_Given instruction_
Return all lines with the word "facto" in them.

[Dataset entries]

——————

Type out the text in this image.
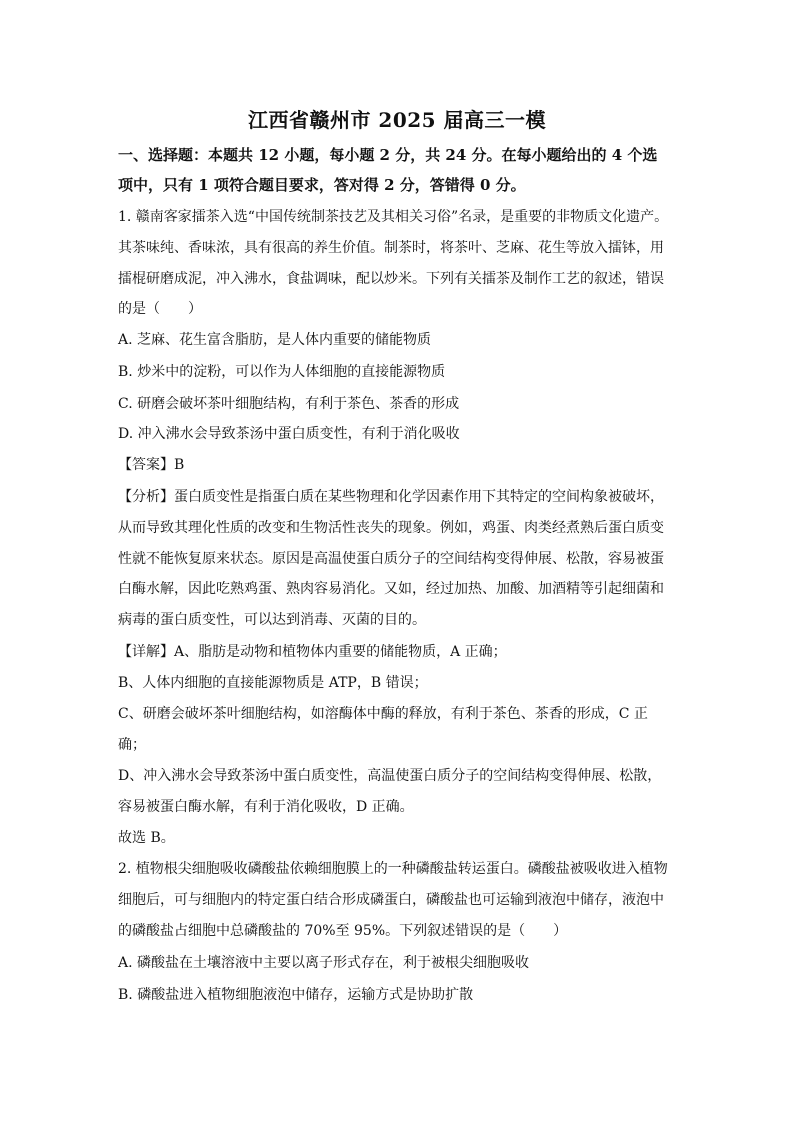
江西省赣州市 2025 届高三一模
一、选择题：本题共 12 小题，每小题 2 分，共 24 分。在每小题给出的 4 个选
项中，只有 1 项符合题目要求，答对得 2 分，答错得 0 分。
1. 赣南客家擂茶入选“中国传统制茶技艺及其相关习俗”名录，是重要的非物质文化遗产。
其茶味纯、香味浓，具有很高的养生价值。制茶时，将茶叶、芝麻、花生等放入擂钵，用
擂棍研磨成泥，冲入沸水，食盐调味，配以炒米。下列有关擂茶及制作工艺的叙述，错误
的是（　　）
A. 芝麻、花生富含脂肪，是人体内重要的储能物质
B. 炒米中的淀粉，可以作为人体细胞的直接能源物质
C. 研磨会破坏茶叶细胞结构，有利于茶色、茶香的形成
D. 冲入沸水会导致茶汤中蛋白质变性，有利于消化吸收
【答案】B
【分析】蛋白质变性是指蛋白质在某些物理和化学因素作用下其特定的空间构象被破坏，
从而导致其理化性质的改变和生物活性丧失的现象。例如，鸡蛋、肉类经煮熟后蛋白质变
性就不能恢复原来状态。原因是高温使蛋白质分子的空间结构变得伸展、松散，容易被蛋
白酶水解，因此吃熟鸡蛋、熟肉容易消化。又如，经过加热、加酸、加酒精等引起细菌和
病毒的蛋白质变性，可以达到消毒、灭菌的目的。
【详解】A、脂肪是动物和植物体内重要的储能物质，A 正确；
B、人体内细胞的直接能源物质是 ATP，B 错误；
C、研磨会破坏茶叶细胞结构，如溶酶体中酶的释放，有利于茶色、茶香的形成，C 正
确；
D、冲入沸水会导致茶汤中蛋白质变性，高温使蛋白质分子的空间结构变得伸展、松散，
容易被蛋白酶水解，有利于消化吸收，D 正确。
故选 B。
2. 植物根尖细胞吸收磷酸盐依赖细胞膜上的一种磷酸盐转运蛋白。磷酸盐被吸收进入植物
细胞后，可与细胞内的特定蛋白结合形成磷蛋白，磷酸盐也可运输到液泡中储存，液泡中
的磷酸盐占细胞中总磷酸盐的 70%至 95%。下列叙述错误的是（　　）
A. 磷酸盐在土壤溶液中主要以离子形式存在，利于被根尖细胞吸收
B. 磷酸盐进入植物细胞液泡中储存，运输方式是协助扩散
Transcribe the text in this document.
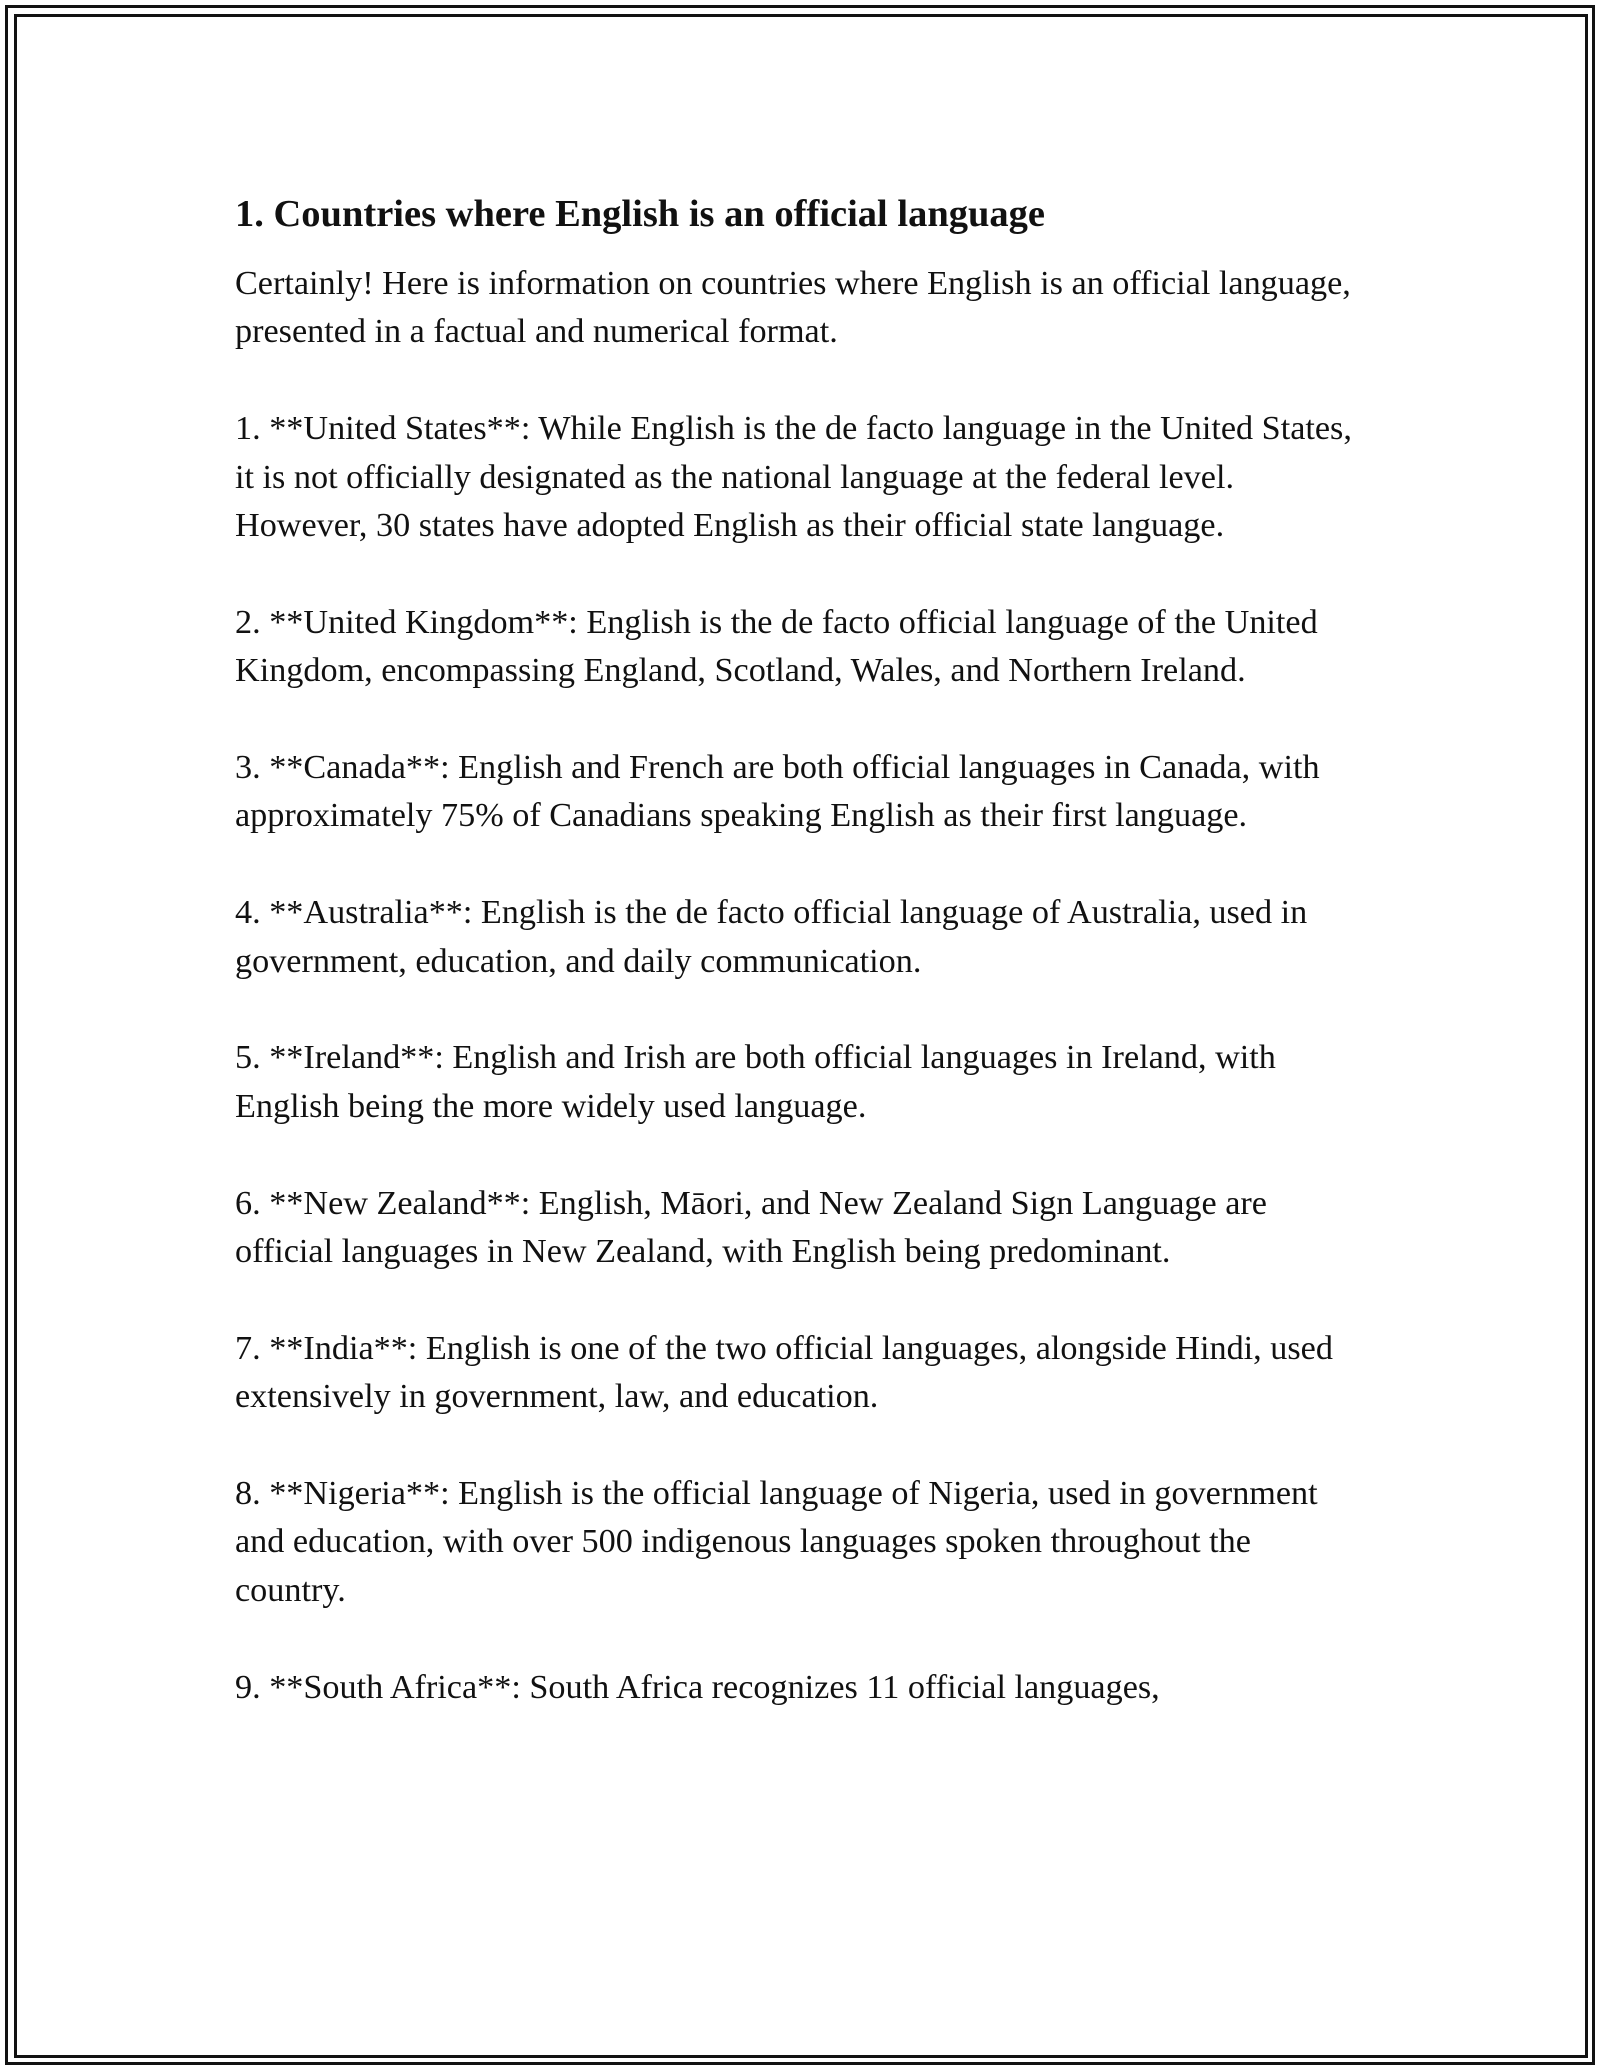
1. Countries where English is an official language

Certainly! Here is information on countries where English is an official language, presented in a factual and numerical format.

1. **United States**: While English is the de facto language in the United States, it is not officially designated as the national language at the federal level. However, 30 states have adopted English as their official state language.

2. **United Kingdom**: English is the de facto official language of the United Kingdom, encompassing England, Scotland, Wales, and Northern Ireland.

3. **Canada**: English and French are both official languages in Canada, with approximately 75% of Canadians speaking English as their first language.

4. **Australia**: English is the de facto official language of Australia, used in government, education, and daily communication.

5. **Ireland**: English and Irish are both official languages in Ireland, with English being the more widely used language.

6. **New Zealand**: English, Māori, and New Zealand Sign Language are official languages in New Zealand, with English being predominant.

7. **India**: English is one of the two official languages, alongside Hindi, used extensively in government, law, and education.

8. **Nigeria**: English is the official language of Nigeria, used in government and education, with over 500 indigenous languages spoken throughout the country.

9. **South Africa**: South Africa recognizes 11 official languages,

——————

_Final result_
1. **United States**: While English is the de facto language in the United States, it is not officially designated as the national language at the federal level. However, 30 states have adopted English as their official state language.
2. **United Kingdom**: English is the de facto official language of the United Kingdom, encompassing England, Scotland, Wales, and Northern Ireland.
4. **Australia**: English is the de facto official language of Australia, used in government, education, and daily communication.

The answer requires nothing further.